**Written task**
Rewrite the records below with every instance of "body-paragraph" replaced by "text-block" and nothing else changed. Omit the pictures from your answer.

**Given data**
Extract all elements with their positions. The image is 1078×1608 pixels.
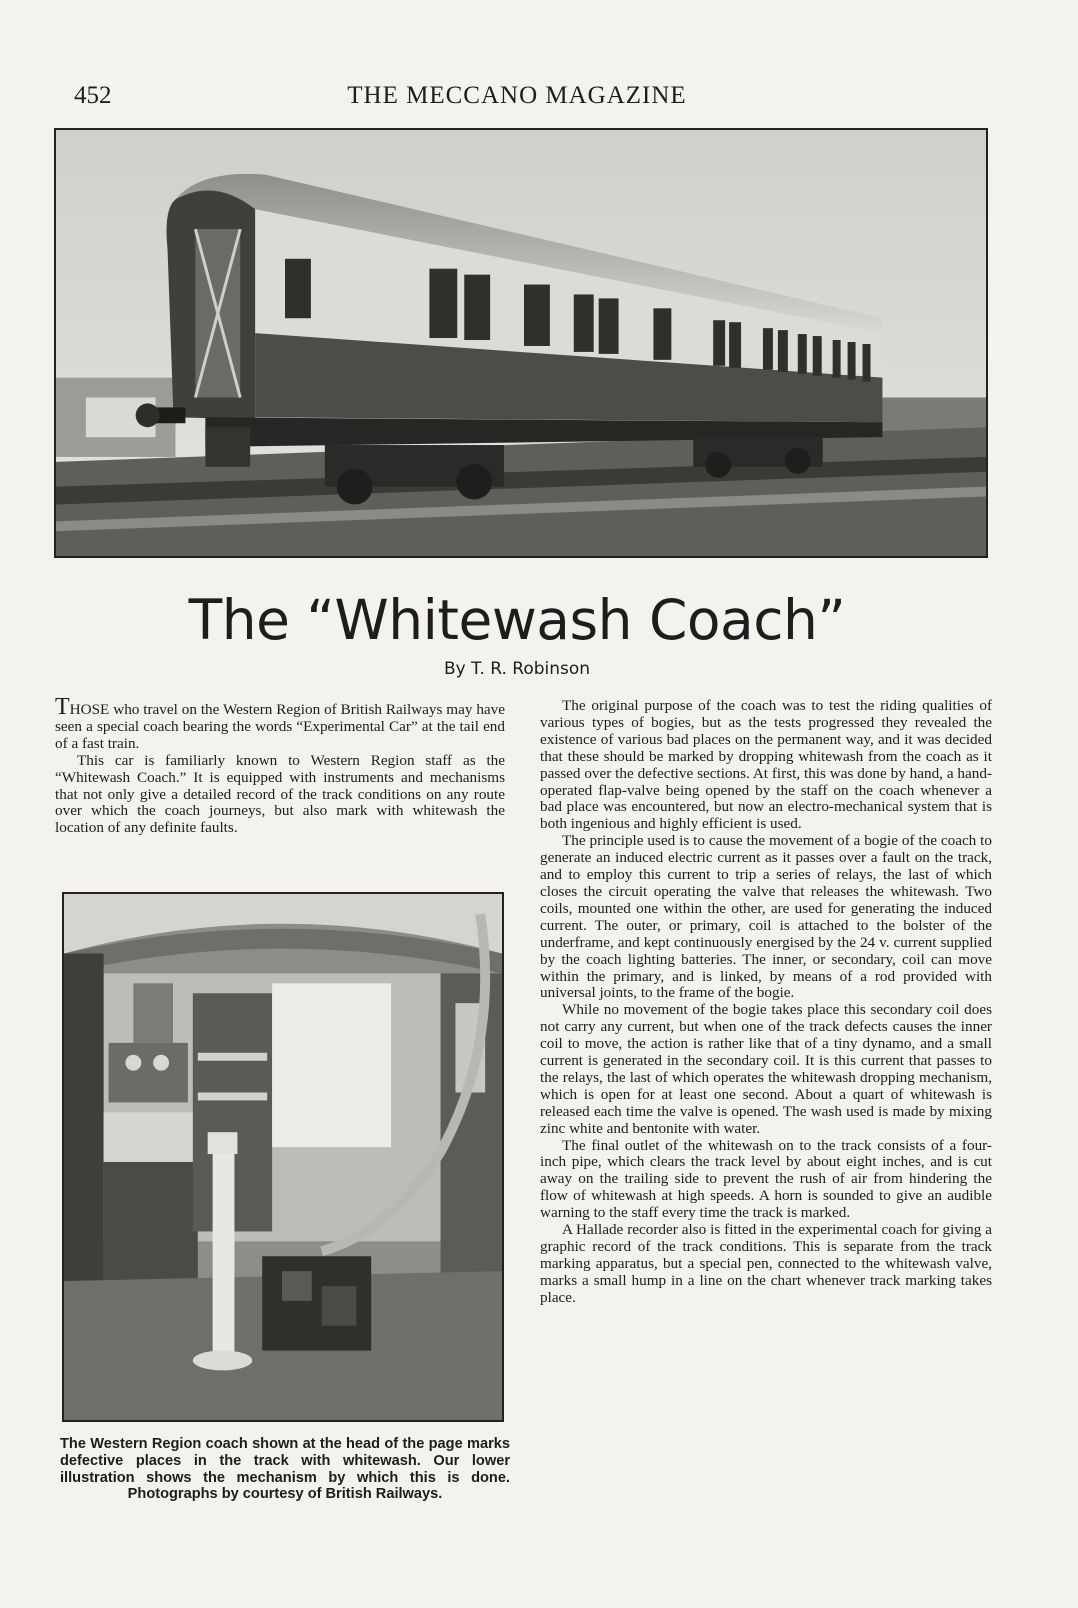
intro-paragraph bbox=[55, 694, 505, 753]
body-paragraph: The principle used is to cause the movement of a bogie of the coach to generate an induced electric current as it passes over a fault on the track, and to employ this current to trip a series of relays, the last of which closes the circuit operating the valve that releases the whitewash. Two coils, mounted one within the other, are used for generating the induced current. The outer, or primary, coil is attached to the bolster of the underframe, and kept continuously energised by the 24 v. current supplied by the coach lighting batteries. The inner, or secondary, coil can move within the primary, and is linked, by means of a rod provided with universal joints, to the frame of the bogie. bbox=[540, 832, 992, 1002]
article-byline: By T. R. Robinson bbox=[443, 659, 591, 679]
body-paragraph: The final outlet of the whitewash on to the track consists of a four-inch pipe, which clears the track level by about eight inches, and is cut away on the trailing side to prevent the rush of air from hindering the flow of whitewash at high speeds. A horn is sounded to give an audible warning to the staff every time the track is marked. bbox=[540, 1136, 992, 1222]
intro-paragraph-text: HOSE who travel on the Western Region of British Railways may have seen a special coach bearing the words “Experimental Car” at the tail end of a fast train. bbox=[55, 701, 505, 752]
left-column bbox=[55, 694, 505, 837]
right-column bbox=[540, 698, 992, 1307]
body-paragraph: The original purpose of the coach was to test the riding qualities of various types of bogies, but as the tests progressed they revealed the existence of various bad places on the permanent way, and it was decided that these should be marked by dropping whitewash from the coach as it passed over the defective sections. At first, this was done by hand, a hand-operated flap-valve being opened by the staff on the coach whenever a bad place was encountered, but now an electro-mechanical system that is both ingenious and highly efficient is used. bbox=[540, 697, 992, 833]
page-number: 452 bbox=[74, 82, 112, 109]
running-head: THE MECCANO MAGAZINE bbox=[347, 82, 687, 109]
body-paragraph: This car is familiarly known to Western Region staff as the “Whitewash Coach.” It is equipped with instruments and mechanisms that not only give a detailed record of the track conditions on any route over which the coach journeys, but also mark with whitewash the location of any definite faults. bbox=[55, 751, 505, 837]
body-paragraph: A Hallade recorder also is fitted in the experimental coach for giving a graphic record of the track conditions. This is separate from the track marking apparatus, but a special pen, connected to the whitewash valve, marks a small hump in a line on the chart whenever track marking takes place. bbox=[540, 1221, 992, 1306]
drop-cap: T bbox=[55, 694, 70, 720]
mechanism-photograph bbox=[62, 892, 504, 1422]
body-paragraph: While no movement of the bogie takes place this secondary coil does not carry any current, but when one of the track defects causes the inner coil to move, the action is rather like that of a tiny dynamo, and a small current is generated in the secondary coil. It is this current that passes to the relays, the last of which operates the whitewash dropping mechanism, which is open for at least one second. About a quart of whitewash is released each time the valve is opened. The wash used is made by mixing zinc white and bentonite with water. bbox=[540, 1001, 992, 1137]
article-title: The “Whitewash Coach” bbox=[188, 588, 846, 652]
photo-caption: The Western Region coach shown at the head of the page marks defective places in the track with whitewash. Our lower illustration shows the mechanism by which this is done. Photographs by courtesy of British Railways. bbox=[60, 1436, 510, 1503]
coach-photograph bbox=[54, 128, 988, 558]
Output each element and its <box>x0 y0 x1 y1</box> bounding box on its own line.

**Answer for this exercise**
Extract all elements with their positions. The image is 1078×1608 pixels.
intro-paragraph bbox=[55, 694, 505, 753]
text-block: The principle used is to cause the movement of a bogie of the coach to generate an induced electric current as it passes over a fault on the track, and to employ this current to trip a series of relays, the last of which closes the circuit operating the valve that releases the whitewash. Two coils, mounted one within the other, are used for generating the induced current. The outer, or primary, coil is attached to the bolster of the underframe, and kept continuously energised by the 24 v. current supplied by the coach lighting batteries. The inner, or secondary, coil can move within the primary, and is linked, by means of a rod provided with universal joints, to the frame of the bogie. bbox=[540, 832, 992, 1002]
article-byline: By T. R. Robinson bbox=[443, 659, 591, 679]
text-block: The final outlet of the whitewash on to the track consists of a four-inch pipe, which clears the track level by about eight inches, and is cut away on the trailing side to prevent the rush of air from hindering the flow of whitewash at high speeds. A horn is sounded to give an audible warning to the staff every time the track is marked. bbox=[540, 1136, 992, 1222]
intro-paragraph-text: HOSE who travel on the Western Region of British Railways may have seen a special coach bearing the words “Experimental Car” at the tail end of a fast train. bbox=[55, 701, 505, 752]
left-column bbox=[55, 694, 505, 837]
right-column bbox=[540, 698, 992, 1307]
text-block: The original purpose of the coach was to test the riding qualities of various types of bogies, but as the tests progressed they revealed the existence of various bad places on the permanent way, and it was decided that these should be marked by dropping whitewash from the coach as it passed over the defective sections. At first, this was done by hand, a hand-operated flap-valve being opened by the staff on the coach whenever a bad place was encountered, but now an electro-mechanical system that is both ingenious and highly efficient is used. bbox=[540, 697, 992, 833]
page-number: 452 bbox=[74, 82, 112, 109]
running-head: THE MECCANO MAGAZINE bbox=[347, 82, 687, 109]
text-block: This car is familiarly known to Western Region staff as the “Whitewash Coach.” It is equipped with instruments and mechanisms that not only give a detailed record of the track conditions on any route over which the coach journeys, but also mark with whitewash the location of any definite faults. bbox=[55, 751, 505, 837]
text-block: A Hallade recorder also is fitted in the experimental coach for giving a graphic record of the track conditions. This is separate from the track marking apparatus, but a special pen, connected to the whitewash valve, marks a small hump in a line on the chart whenever track marking takes place. bbox=[540, 1221, 992, 1306]
drop-cap: T bbox=[55, 694, 70, 720]
mechanism-photograph bbox=[62, 892, 504, 1422]
text-block: While no movement of the bogie takes place this secondary coil does not carry any current, but when one of the track defects causes the inner coil to move, the action is rather like that of a tiny dynamo, and a small current is generated in the secondary coil. It is this current that passes to the relays, the last of which operates the whitewash dropping mechanism, which is open for at least one second. About a quart of whitewash is released each time the valve is opened. The wash used is made by mixing zinc white and bentonite with water. bbox=[540, 1001, 992, 1137]
article-title: The “Whitewash Coach” bbox=[188, 588, 846, 652]
photo-caption: The Western Region coach shown at the head of the page marks defective places in the track with whitewash. Our lower illustration shows the mechanism by which this is done. Photographs by courtesy of British Railways. bbox=[60, 1436, 510, 1503]
coach-photograph bbox=[54, 128, 988, 558]
Output each element and its <box>x0 y0 x1 y1</box> bounding box on its own line.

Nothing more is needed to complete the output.